■ Material to process ■
►

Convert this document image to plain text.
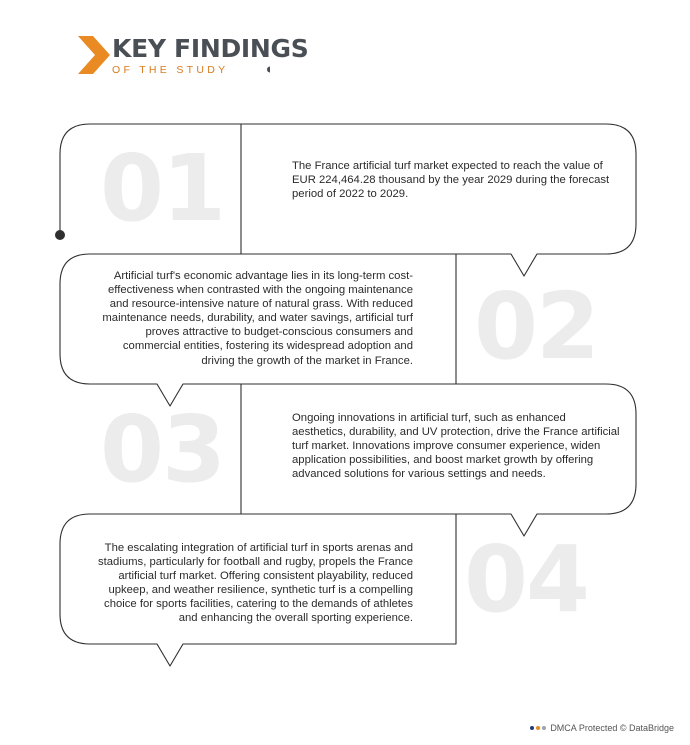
KEY FINDINGS
OF THE STUDY
01	The France artificial turf market expected to reach the value of EUR 224,464.28 thousand by the year 2029 during the forecast period of 2022 to 2029.
02
Artificial turf's economic advantage lies in its long-term cost-effectiveness when contrasted with the ongoing maintenance and resource-intensive nature of natural grass. With reduced maintenance needs, durability, and water savings, artificial turf proves attractive to budget-conscious consumers and commercial entities, fostering its widespread adoption and driving the growth of the market in France.
03	Ongoing innovations in artificial turf, such as enhanced aesthetics, durability, and UV protection, drive the France artificial turf market. Innovations improve consumer experience, widen application possibilities, and boost market growth by offering advanced solutions for various settings and needs.
04
The escalating integration of artificial turf in sports arenas and stadiums, particularly for football and rugby, propels the France artificial turf market. Offering consistent playability, reduced upkeep, and weather resilience, synthetic turf is a compelling choice for sports facilities, catering to the demands of athletes and enhancing the overall sporting experience.
DMCA Protected © DataBridge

◄

Extract every line of the data exactly; pictures stay out.

Convert this document image to plain text.
KEY FINDINGS
OF THE STUDY
01	The France artificial turf market expected to reach the value of EUR 224,464.28 thousand by the year 2029 during the forecast period of 2022 to 2029.
02
Artificial turf's economic advantage lies in its long-term cost-effectiveness when contrasted with the ongoing maintenance and resource-intensive nature of natural grass. With reduced maintenance needs, durability, and water savings, artificial turf proves attractive to budget-conscious consumers and commercial entities, fostering its widespread adoption and driving the growth of the market in France.
03	Ongoing innovations in artificial turf, such as enhanced aesthetics, durability, and UV protection, drive the France artificial turf market. Innovations improve consumer experience, widen application possibilities, and boost market growth by offering advanced solutions for various settings and needs.
04
The escalating integration of artificial turf in sports arenas and stadiums, particularly for football and rugby, propels the France artificial turf market. Offering consistent playability, reduced upkeep, and weather resilience, synthetic turf is a compelling choice for sports facilities, catering to the demands of athletes and enhancing the overall sporting experience.
DMCA Protected © DataBridge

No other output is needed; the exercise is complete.